#### [Goal]
Reproduce all entries precisely as they are written.

··· Records for the exercise

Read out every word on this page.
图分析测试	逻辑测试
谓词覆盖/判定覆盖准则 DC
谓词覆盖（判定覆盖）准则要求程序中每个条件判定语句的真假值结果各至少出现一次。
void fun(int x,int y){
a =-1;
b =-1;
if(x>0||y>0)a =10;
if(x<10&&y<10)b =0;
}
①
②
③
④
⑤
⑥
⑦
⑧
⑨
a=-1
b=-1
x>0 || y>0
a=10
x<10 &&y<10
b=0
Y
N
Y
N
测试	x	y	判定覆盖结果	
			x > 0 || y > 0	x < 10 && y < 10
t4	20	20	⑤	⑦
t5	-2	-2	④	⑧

······

#### [Correct response]
Read out every word on this page.
图分析测试	逻辑测试
谓词覆盖/判定覆盖准则 DC
谓词覆盖（判定覆盖）准则要求程序中每个条件判定语句的真假值结果各至少出现一次。
void fun(int x,int y){
a =-1;
b =-1;
if(x>0||y>0)a =10;
if(x<10&&y<10)b =0;
}
①
②
③
④
⑤
⑥
⑦
⑧
⑨
a=-1
b=-1
x>0 || y>0
a=10
x<10 &&y<10
b=0
Y
N
Y
N
测试	x	y	判定覆盖结果	
			x > 0 || y > 0	x < 10 && y < 10
t4	20	20	⑤	⑦
t5	-2	-2	④	⑧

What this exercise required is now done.